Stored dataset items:
<<<<
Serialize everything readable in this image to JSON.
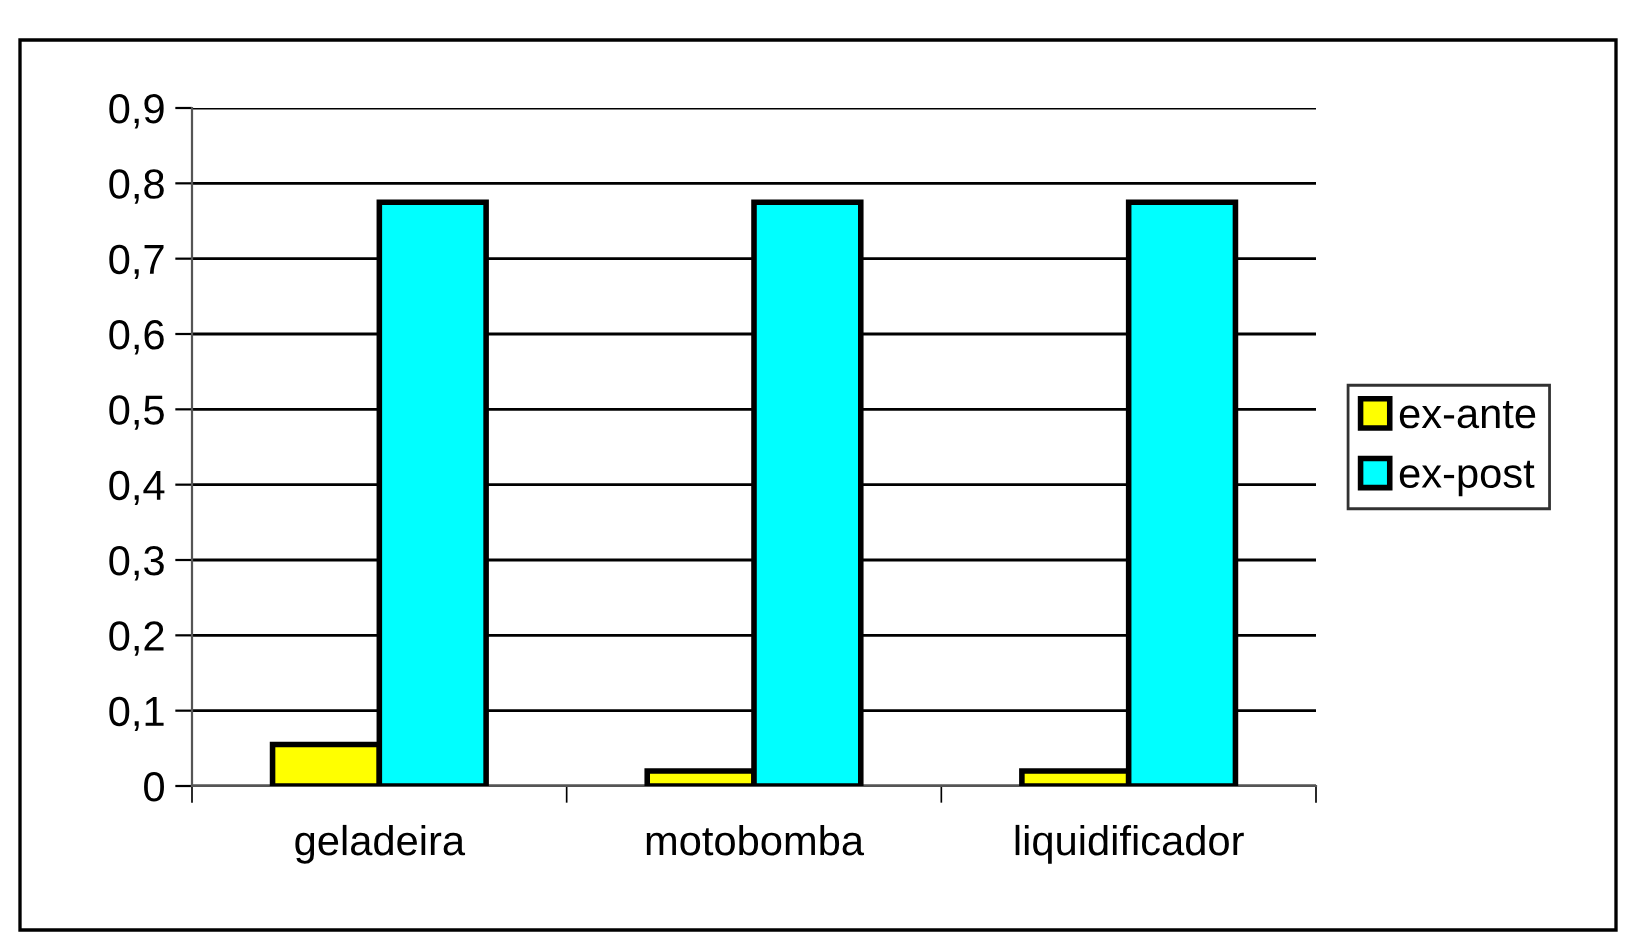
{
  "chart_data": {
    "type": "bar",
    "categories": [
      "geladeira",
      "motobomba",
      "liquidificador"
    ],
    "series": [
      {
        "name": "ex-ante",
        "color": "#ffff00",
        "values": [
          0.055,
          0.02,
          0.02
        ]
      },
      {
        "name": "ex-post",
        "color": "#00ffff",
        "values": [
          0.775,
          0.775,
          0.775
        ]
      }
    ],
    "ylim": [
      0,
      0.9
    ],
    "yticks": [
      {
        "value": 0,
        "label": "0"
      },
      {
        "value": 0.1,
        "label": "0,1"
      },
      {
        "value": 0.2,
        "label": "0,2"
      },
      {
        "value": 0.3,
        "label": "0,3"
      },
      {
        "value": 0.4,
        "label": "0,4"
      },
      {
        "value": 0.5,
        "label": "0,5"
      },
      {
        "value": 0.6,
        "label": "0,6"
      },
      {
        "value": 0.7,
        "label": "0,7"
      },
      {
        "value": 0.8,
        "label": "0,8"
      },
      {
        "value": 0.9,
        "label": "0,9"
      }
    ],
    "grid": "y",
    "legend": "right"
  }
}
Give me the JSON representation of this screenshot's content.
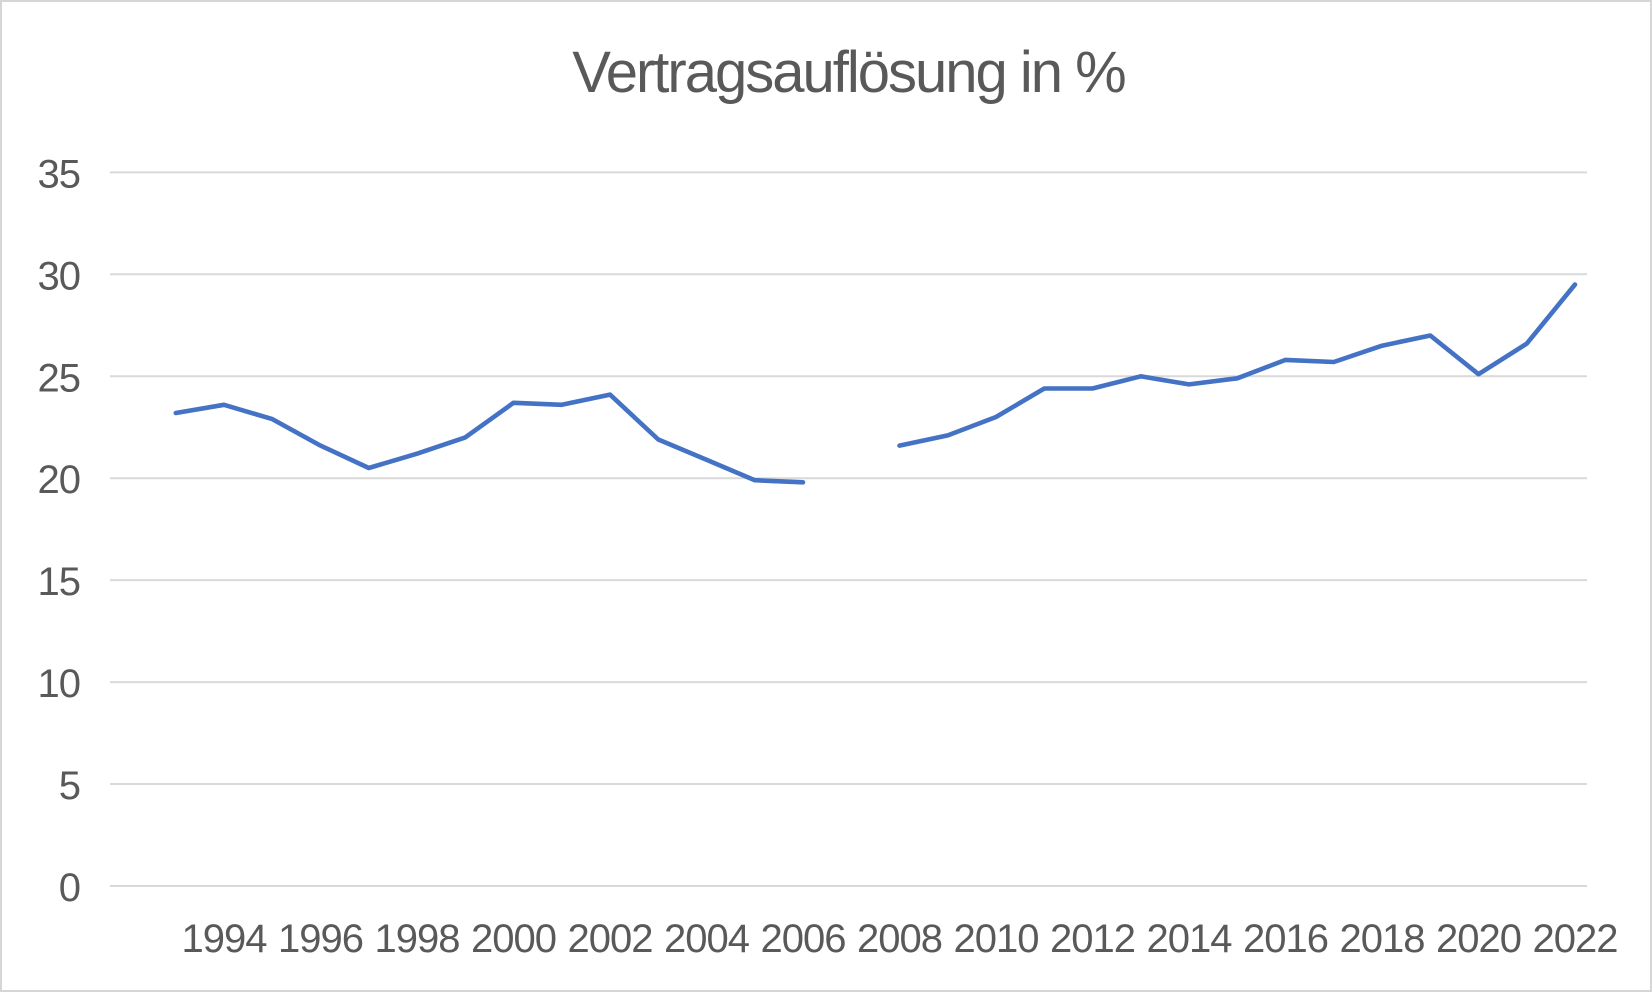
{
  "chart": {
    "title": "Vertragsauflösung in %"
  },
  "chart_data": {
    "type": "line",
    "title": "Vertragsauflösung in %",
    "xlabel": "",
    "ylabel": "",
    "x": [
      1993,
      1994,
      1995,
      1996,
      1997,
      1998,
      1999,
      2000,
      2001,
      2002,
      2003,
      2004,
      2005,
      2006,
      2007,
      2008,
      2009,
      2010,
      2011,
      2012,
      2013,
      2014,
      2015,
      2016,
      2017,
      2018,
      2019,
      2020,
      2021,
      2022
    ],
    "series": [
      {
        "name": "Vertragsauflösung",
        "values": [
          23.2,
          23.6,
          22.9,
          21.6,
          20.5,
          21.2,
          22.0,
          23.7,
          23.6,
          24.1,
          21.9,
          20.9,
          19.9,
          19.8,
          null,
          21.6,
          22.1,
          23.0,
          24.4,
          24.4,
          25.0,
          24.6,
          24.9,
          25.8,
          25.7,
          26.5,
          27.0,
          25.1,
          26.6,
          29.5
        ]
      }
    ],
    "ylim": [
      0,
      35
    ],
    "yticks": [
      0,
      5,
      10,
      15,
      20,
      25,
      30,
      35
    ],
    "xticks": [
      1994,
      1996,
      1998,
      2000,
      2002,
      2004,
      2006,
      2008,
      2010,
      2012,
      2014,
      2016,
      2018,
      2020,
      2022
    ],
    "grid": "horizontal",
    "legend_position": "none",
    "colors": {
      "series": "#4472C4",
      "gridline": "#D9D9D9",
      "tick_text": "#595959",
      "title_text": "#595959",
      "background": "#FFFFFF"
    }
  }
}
>>>>
Goal:
Without the pictures, repeat all the records word for word.

Full response:
Serialize everything readable in this image to JSON.
{
  "chart_data": {
    "type": "bar",
    "categories": [
      "geladeira",
      "motobomba",
      "liquidificador"
    ],
    "series": [
      {
        "name": "ex-ante",
        "color": "#ffff00",
        "values": [
          0.055,
          0.02,
          0.02
        ]
      },
      {
        "name": "ex-post",
        "color": "#00ffff",
        "values": [
          0.775,
          0.775,
          0.775
        ]
      }
    ],
    "ylim": [
      0,
      0.9
    ],
    "yticks": [
      {
        "value": 0,
        "label": "0"
      },
      {
        "value": 0.1,
        "label": "0,1"
      },
      {
        "value": 0.2,
        "label": "0,2"
      },
      {
        "value": 0.3,
        "label": "0,3"
      },
      {
        "value": 0.4,
        "label": "0,4"
      },
      {
        "value": 0.5,
        "label": "0,5"
      },
      {
        "value": 0.6,
        "label": "0,6"
      },
      {
        "value": 0.7,
        "label": "0,7"
      },
      {
        "value": 0.8,
        "label": "0,8"
      },
      {
        "value": 0.9,
        "label": "0,9"
      }
    ],
    "grid": "y",
    "legend": "right"
  }
}
Give me the JSON representation of this screenshot's content.
{
  "chart": {
    "title": "Vertragsauflösung in %"
  },
  "chart_data": {
    "type": "line",
    "title": "Vertragsauflösung in %",
    "xlabel": "",
    "ylabel": "",
    "x": [
      1993,
      1994,
      1995,
      1996,
      1997,
      1998,
      1999,
      2000,
      2001,
      2002,
      2003,
      2004,
      2005,
      2006,
      2007,
      2008,
      2009,
      2010,
      2011,
      2012,
      2013,
      2014,
      2015,
      2016,
      2017,
      2018,
      2019,
      2020,
      2021,
      2022
    ],
    "series": [
      {
        "name": "Vertragsauflösung",
        "values": [
          23.2,
          23.6,
          22.9,
          21.6,
          20.5,
          21.2,
          22.0,
          23.7,
          23.6,
          24.1,
          21.9,
          20.9,
          19.9,
          19.8,
          null,
          21.6,
          22.1,
          23.0,
          24.4,
          24.4,
          25.0,
          24.6,
          24.9,
          25.8,
          25.7,
          26.5,
          27.0,
          25.1,
          26.6,
          29.5
        ]
      }
    ],
    "ylim": [
      0,
      35
    ],
    "yticks": [
      0,
      5,
      10,
      15,
      20,
      25,
      30,
      35
    ],
    "xticks": [
      1994,
      1996,
      1998,
      2000,
      2002,
      2004,
      2006,
      2008,
      2010,
      2012,
      2014,
      2016,
      2018,
      2020,
      2022
    ],
    "grid": "horizontal",
    "legend_position": "none",
    "colors": {
      "series": "#4472C4",
      "gridline": "#D9D9D9",
      "tick_text": "#595959",
      "title_text": "#595959",
      "background": "#FFFFFF"
    }
  }
}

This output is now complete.